Given problem -> Copy every entry exactly.

Some records ->
* Begin *

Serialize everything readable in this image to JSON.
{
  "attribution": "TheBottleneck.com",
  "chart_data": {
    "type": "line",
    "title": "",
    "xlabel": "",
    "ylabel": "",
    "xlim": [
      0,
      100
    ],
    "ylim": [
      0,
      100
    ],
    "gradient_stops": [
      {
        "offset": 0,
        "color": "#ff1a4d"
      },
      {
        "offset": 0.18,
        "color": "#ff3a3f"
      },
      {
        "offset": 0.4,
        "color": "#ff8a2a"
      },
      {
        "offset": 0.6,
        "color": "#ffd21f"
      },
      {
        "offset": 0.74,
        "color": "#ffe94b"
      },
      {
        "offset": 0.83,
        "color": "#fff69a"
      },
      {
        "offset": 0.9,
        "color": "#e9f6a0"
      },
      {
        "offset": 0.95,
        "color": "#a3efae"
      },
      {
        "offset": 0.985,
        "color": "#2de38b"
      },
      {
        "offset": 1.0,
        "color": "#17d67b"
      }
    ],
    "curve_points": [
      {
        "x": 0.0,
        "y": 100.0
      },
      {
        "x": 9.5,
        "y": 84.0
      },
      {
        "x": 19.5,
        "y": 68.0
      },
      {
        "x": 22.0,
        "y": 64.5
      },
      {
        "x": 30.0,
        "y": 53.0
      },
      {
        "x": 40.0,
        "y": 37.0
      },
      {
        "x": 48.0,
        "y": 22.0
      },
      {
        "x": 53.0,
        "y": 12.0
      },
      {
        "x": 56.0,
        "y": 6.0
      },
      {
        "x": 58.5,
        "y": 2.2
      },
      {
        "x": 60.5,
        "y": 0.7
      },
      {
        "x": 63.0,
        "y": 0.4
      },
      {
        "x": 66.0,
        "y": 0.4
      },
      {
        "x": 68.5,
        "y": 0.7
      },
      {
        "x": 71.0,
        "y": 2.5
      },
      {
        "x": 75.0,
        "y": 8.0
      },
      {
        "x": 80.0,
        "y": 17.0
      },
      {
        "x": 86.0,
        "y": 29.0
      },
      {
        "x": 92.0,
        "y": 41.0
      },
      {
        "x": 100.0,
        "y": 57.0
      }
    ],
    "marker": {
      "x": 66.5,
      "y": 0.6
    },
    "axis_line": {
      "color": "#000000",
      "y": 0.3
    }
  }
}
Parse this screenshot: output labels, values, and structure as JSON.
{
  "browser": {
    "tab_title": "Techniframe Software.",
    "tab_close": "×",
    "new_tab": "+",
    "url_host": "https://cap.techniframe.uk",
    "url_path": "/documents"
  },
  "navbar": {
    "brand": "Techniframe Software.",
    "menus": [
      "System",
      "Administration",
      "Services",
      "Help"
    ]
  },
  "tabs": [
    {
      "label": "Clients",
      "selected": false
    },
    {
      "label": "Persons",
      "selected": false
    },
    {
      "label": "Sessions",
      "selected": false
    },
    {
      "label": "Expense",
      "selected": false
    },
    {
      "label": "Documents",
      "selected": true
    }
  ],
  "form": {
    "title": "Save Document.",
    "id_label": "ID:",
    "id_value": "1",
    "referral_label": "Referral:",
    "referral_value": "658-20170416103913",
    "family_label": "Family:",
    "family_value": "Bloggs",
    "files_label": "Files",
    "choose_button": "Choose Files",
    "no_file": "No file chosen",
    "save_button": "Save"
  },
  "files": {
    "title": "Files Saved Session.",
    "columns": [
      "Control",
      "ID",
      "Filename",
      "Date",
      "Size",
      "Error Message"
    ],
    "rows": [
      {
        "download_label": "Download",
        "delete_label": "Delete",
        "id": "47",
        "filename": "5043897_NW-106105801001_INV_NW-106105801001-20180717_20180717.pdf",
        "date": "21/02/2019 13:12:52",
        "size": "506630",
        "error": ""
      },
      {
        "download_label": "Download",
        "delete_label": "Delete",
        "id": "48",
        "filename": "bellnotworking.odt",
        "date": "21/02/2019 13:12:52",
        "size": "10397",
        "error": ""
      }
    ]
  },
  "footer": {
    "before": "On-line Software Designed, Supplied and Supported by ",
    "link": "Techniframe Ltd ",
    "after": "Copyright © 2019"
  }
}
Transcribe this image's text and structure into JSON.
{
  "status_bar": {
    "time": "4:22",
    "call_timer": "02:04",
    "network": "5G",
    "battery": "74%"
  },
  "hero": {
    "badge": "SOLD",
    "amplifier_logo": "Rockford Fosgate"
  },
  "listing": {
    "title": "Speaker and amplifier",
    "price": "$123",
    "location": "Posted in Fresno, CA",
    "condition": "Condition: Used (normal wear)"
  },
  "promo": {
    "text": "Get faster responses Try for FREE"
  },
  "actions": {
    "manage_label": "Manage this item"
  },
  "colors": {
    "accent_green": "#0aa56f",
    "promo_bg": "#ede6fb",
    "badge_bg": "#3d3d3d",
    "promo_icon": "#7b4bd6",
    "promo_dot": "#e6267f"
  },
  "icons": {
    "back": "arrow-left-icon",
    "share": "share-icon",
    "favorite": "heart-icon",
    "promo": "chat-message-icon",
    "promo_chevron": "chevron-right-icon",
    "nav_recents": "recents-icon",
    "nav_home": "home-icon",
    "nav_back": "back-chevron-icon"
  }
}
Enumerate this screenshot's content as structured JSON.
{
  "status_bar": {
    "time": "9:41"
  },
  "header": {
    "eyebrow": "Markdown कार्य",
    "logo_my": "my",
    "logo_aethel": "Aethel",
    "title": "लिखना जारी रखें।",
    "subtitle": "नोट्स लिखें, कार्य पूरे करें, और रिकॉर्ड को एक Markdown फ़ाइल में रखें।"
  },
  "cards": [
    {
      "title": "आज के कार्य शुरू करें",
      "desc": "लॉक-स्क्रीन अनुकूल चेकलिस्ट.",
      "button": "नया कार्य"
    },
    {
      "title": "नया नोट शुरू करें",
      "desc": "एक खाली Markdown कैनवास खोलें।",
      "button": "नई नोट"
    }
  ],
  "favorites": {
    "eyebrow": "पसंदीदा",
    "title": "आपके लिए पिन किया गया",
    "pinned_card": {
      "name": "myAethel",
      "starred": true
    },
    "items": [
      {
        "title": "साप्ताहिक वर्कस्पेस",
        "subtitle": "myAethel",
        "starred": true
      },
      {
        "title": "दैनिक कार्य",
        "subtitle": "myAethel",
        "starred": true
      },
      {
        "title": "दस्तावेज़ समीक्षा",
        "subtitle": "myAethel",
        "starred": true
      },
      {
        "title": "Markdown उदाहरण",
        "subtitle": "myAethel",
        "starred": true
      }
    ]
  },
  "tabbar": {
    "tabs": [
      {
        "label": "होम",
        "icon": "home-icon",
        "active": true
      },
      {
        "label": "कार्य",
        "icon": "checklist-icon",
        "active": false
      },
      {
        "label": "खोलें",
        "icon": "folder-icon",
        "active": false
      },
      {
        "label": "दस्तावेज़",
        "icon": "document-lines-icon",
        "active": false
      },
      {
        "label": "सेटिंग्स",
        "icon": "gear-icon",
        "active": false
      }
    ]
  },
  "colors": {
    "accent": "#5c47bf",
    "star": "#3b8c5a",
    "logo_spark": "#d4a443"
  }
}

* End *

Expected answer ->
Serialize everything readable in this image to JSON.
{
  "attribution": "TheBottleneck.com",
  "chart_data": {
    "type": "line",
    "title": "",
    "xlabel": "",
    "ylabel": "",
    "xlim": [
      0,
      100
    ],
    "ylim": [
      0,
      100
    ],
    "gradient_stops": [
      {
        "offset": 0,
        "color": "#ff1a4d"
      },
      {
        "offset": 0.18,
        "color": "#ff3a3f"
      },
      {
        "offset": 0.4,
        "color": "#ff8a2a"
      },
      {
        "offset": 0.6,
        "color": "#ffd21f"
      },
      {
        "offset": 0.74,
        "color": "#ffe94b"
      },
      {
        "offset": 0.83,
        "color": "#fff69a"
      },
      {
        "offset": 0.9,
        "color": "#e9f6a0"
      },
      {
        "offset": 0.95,
        "color": "#a3efae"
      },
      {
        "offset": 0.985,
        "color": "#2de38b"
      },
      {
        "offset": 1.0,
        "color": "#17d67b"
      }
    ],
    "curve_points": [
      {
        "x": 0.0,
        "y": 100.0
      },
      {
        "x": 9.5,
        "y": 84.0
      },
      {
        "x": 19.5,
        "y": 68.0
      },
      {
        "x": 22.0,
        "y": 64.5
      },
      {
        "x": 30.0,
        "y": 53.0
      },
      {
        "x": 40.0,
        "y": 37.0
      },
      {
        "x": 48.0,
        "y": 22.0
      },
      {
        "x": 53.0,
        "y": 12.0
      },
      {
        "x": 56.0,
        "y": 6.0
      },
      {
        "x": 58.5,
        "y": 2.2
      },
      {
        "x": 60.5,
        "y": 0.7
      },
      {
        "x": 63.0,
        "y": 0.4
      },
      {
        "x": 66.0,
        "y": 0.4
      },
      {
        "x": 68.5,
        "y": 0.7
      },
      {
        "x": 71.0,
        "y": 2.5
      },
      {
        "x": 75.0,
        "y": 8.0
      },
      {
        "x": 80.0,
        "y": 17.0
      },
      {
        "x": 86.0,
        "y": 29.0
      },
      {
        "x": 92.0,
        "y": 41.0
      },
      {
        "x": 100.0,
        "y": 57.0
      }
    ],
    "marker": {
      "x": 66.5,
      "y": 0.6
    },
    "axis_line": {
      "color": "#000000",
      "y": 0.3
    }
  }
}
Parse this screenshot: output labels, values, and structure as JSON.
{
  "browser": {
    "tab_title": "Techniframe Software.",
    "tab_close": "×",
    "new_tab": "+",
    "url_host": "https://cap.techniframe.uk",
    "url_path": "/documents"
  },
  "navbar": {
    "brand": "Techniframe Software.",
    "menus": [
      "System",
      "Administration",
      "Services",
      "Help"
    ]
  },
  "tabs": [
    {
      "label": "Clients",
      "selected": false
    },
    {
      "label": "Persons",
      "selected": false
    },
    {
      "label": "Sessions",
      "selected": false
    },
    {
      "label": "Expense",
      "selected": false
    },
    {
      "label": "Documents",
      "selected": true
    }
  ],
  "form": {
    "title": "Save Document.",
    "id_label": "ID:",
    "id_value": "1",
    "referral_label": "Referral:",
    "referral_value": "658-20170416103913",
    "family_label": "Family:",
    "family_value": "Bloggs",
    "files_label": "Files",
    "choose_button": "Choose Files",
    "no_file": "No file chosen",
    "save_button": "Save"
  },
  "files": {
    "title": "Files Saved Session.",
    "columns": [
      "Control",
      "ID",
      "Filename",
      "Date",
      "Size",
      "Error Message"
    ],
    "rows": [
      {
        "download_label": "Download",
        "delete_label": "Delete",
        "id": "47",
        "filename": "5043897_NW-106105801001_INV_NW-106105801001-20180717_20180717.pdf",
        "date": "21/02/2019 13:12:52",
        "size": "506630",
        "error": ""
      },
      {
        "download_label": "Download",
        "delete_label": "Delete",
        "id": "48",
        "filename": "bellnotworking.odt",
        "date": "21/02/2019 13:12:52",
        "size": "10397",
        "error": ""
      }
    ]
  },
  "footer": {
    "before": "On-line Software Designed, Supplied and Supported by ",
    "link": "Techniframe Ltd ",
    "after": "Copyright © 2019"
  }
}
Transcribe this image's text and structure into JSON.
{
  "status_bar": {
    "time": "4:22",
    "call_timer": "02:04",
    "network": "5G",
    "battery": "74%"
  },
  "hero": {
    "badge": "SOLD",
    "amplifier_logo": "Rockford Fosgate"
  },
  "listing": {
    "title": "Speaker and amplifier",
    "price": "$123",
    "location": "Posted in Fresno, CA",
    "condition": "Condition: Used (normal wear)"
  },
  "promo": {
    "text": "Get faster responses Try for FREE"
  },
  "actions": {
    "manage_label": "Manage this item"
  },
  "colors": {
    "accent_green": "#0aa56f",
    "promo_bg": "#ede6fb",
    "badge_bg": "#3d3d3d",
    "promo_icon": "#7b4bd6",
    "promo_dot": "#e6267f"
  },
  "icons": {
    "back": "arrow-left-icon",
    "share": "share-icon",
    "favorite": "heart-icon",
    "promo": "chat-message-icon",
    "promo_chevron": "chevron-right-icon",
    "nav_recents": "recents-icon",
    "nav_home": "home-icon",
    "nav_back": "back-chevron-icon"
  }
}
Enumerate this screenshot's content as structured JSON.
{
  "status_bar": {
    "time": "9:41"
  },
  "header": {
    "eyebrow": "Markdown कार्य",
    "logo_my": "my",
    "logo_aethel": "Aethel",
    "title": "लिखना जारी रखें।",
    "subtitle": "नोट्स लिखें, कार्य पूरे करें, और रिकॉर्ड को एक Markdown फ़ाइल में रखें।"
  },
  "cards": [
    {
      "title": "आज के कार्य शुरू करें",
      "desc": "लॉक-स्क्रीन अनुकूल चेकलिस्ट.",
      "button": "नया कार्य"
    },
    {
      "title": "नया नोट शुरू करें",
      "desc": "एक खाली Markdown कैनवास खोलें।",
      "button": "नई नोट"
    }
  ],
  "favorites": {
    "eyebrow": "पसंदीदा",
    "title": "आपके लिए पिन किया गया",
    "pinned_card": {
      "name": "myAethel",
      "starred": true
    },
    "items": [
      {
        "title": "साप्ताहिक वर्कस्पेस",
        "subtitle": "myAethel",
        "starred": true
      },
      {
        "title": "दैनिक कार्य",
        "subtitle": "myAethel",
        "starred": true
      },
      {
        "title": "दस्तावेज़ समीक्षा",
        "subtitle": "myAethel",
        "starred": true
      },
      {
        "title": "Markdown उदाहरण",
        "subtitle": "myAethel",
        "starred": true
      }
    ]
  },
  "tabbar": {
    "tabs": [
      {
        "label": "होम",
        "icon": "home-icon",
        "active": true
      },
      {
        "label": "कार्य",
        "icon": "checklist-icon",
        "active": false
      },
      {
        "label": "खोलें",
        "icon": "folder-icon",
        "active": false
      },
      {
        "label": "दस्तावेज़",
        "icon": "document-lines-icon",
        "active": false
      },
      {
        "label": "सेटिंग्स",
        "icon": "gear-icon",
        "active": false
      }
    ]
  },
  "colors": {
    "accent": "#5c47bf",
    "star": "#3b8c5a",
    "logo_spark": "#d4a443"
  }
}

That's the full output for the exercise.